▶ INSTRUCTIONS FOR THE TASK
Pick out every line that holds the string "ylabel" and copy it.

--- start ---

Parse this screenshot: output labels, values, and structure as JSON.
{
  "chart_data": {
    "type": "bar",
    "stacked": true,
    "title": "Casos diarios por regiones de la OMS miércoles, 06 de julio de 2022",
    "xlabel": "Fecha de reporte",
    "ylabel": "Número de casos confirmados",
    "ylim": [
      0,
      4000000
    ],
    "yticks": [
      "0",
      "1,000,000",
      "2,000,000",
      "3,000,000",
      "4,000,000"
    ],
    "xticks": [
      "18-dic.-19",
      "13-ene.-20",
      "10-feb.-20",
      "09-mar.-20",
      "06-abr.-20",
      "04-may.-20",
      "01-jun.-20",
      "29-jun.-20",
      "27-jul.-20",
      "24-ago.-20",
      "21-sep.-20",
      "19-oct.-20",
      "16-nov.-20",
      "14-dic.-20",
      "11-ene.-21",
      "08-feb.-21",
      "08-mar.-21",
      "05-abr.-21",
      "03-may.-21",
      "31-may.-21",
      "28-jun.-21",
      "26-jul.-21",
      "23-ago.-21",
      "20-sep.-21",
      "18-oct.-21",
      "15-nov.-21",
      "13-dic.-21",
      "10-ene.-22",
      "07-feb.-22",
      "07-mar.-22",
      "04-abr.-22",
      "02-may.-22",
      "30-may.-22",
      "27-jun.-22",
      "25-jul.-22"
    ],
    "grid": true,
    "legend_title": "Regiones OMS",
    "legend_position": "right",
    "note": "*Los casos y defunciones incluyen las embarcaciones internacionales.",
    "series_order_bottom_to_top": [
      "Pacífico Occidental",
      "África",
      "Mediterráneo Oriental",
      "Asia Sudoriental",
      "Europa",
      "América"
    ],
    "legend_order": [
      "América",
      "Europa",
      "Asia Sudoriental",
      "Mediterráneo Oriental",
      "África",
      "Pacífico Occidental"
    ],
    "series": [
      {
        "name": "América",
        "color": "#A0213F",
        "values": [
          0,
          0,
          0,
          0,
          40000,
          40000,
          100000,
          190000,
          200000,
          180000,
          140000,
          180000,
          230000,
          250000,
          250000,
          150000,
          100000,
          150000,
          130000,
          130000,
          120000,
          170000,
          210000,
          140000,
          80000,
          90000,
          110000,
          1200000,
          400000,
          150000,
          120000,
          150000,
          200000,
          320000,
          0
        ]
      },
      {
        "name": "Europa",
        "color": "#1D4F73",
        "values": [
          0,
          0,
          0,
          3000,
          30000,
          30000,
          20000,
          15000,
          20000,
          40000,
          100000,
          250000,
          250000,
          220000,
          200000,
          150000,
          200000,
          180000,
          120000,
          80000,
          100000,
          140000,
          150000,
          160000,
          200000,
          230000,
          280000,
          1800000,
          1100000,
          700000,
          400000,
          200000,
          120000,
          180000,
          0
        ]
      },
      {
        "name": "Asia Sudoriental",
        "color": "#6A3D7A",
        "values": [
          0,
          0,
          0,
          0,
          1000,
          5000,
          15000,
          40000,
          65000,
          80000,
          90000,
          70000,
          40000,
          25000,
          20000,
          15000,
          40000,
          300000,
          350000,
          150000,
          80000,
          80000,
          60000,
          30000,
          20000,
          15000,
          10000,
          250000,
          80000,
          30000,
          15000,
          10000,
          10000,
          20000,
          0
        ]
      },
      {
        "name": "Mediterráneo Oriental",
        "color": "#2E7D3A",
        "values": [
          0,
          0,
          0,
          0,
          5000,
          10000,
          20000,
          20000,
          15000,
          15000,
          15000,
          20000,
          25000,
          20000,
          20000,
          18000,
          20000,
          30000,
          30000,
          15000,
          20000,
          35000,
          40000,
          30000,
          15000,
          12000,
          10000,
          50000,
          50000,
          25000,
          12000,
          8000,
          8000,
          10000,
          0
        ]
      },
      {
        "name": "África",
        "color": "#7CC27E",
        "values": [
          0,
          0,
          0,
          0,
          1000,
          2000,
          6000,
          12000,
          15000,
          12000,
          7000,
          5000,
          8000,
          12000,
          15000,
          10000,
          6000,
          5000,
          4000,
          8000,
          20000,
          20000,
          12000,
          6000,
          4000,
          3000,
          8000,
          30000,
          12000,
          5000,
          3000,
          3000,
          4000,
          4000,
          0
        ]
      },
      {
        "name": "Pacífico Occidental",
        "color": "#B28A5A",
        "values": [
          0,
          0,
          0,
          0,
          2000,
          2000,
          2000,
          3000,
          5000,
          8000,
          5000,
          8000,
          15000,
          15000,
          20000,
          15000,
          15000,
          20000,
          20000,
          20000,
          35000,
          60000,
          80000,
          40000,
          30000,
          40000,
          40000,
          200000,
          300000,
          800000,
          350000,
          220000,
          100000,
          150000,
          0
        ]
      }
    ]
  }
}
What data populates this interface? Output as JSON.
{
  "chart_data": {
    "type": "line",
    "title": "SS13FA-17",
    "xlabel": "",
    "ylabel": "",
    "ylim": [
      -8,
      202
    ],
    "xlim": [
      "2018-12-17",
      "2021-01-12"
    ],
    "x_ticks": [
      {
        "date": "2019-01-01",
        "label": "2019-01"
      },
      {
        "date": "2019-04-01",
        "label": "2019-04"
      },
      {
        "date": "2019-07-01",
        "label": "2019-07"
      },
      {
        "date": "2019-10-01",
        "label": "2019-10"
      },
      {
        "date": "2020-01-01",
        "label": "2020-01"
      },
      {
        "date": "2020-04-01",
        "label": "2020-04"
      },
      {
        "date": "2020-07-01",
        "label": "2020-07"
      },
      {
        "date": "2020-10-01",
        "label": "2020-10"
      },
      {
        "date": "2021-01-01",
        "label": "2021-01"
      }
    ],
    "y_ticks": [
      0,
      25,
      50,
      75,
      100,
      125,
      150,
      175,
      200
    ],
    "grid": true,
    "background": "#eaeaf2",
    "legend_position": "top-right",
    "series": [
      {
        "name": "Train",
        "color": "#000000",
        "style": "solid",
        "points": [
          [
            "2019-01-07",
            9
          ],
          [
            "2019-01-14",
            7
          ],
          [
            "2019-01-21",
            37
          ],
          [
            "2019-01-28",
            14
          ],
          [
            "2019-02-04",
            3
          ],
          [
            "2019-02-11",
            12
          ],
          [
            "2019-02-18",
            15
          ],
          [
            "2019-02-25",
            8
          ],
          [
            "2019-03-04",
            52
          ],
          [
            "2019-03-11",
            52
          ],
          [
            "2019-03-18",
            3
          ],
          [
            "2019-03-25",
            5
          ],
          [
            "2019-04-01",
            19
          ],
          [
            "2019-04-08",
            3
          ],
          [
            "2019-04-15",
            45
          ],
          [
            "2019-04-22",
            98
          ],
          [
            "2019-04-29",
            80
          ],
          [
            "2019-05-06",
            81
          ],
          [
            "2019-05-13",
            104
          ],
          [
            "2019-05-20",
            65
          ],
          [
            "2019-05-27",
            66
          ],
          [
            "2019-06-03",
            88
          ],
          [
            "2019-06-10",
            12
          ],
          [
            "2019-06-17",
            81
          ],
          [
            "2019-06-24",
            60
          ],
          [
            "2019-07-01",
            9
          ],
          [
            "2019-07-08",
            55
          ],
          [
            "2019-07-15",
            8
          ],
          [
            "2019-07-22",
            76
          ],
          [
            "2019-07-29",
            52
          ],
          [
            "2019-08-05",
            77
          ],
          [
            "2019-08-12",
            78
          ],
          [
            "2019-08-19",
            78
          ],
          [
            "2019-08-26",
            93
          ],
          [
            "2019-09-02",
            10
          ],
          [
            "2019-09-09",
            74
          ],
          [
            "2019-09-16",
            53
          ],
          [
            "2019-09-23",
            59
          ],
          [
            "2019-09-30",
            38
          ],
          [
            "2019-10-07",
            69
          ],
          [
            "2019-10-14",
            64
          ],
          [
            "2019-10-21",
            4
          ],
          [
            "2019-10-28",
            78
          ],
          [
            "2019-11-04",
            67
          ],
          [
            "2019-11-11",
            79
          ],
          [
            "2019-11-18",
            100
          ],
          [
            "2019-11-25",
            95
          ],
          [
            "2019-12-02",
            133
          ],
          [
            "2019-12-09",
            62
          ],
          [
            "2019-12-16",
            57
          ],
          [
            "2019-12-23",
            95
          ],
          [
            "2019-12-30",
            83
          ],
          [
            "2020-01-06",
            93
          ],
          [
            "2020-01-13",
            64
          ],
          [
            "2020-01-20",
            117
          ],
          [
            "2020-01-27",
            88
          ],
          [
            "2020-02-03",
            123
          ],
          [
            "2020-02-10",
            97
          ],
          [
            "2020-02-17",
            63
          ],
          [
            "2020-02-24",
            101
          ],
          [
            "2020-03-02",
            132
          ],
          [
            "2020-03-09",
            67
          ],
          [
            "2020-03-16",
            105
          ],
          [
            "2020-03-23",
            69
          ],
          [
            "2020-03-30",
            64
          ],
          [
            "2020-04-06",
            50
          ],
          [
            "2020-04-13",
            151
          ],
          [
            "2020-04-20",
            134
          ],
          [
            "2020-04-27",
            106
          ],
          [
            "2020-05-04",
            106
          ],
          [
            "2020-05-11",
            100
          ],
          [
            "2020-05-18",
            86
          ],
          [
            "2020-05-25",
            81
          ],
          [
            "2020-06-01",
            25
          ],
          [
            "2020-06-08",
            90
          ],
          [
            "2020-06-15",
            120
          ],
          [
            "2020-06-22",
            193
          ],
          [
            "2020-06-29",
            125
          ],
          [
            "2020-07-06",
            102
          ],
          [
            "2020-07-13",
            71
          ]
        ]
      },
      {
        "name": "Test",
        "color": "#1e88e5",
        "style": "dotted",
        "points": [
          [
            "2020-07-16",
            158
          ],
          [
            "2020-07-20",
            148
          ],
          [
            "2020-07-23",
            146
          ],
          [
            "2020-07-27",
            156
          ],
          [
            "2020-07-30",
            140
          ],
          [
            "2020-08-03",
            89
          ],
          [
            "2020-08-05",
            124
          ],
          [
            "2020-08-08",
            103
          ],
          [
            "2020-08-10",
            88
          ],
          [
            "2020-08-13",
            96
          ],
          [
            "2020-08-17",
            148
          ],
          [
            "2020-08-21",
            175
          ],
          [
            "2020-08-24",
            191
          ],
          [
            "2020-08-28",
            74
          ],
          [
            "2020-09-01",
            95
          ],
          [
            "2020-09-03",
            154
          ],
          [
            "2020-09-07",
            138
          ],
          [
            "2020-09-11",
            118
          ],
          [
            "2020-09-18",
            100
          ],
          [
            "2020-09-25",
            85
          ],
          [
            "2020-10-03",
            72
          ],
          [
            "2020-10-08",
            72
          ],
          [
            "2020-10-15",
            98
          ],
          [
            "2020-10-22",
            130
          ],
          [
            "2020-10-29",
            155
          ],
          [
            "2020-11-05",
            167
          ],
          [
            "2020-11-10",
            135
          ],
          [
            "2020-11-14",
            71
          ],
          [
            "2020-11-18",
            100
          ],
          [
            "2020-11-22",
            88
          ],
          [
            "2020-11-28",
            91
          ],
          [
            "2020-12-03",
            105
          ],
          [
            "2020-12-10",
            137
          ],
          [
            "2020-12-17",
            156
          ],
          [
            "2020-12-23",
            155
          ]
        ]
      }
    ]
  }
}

--- end ---

▶ TASK OUTPUT
    "ylabel": "Número de casos confirmados",
    "ylabel": "",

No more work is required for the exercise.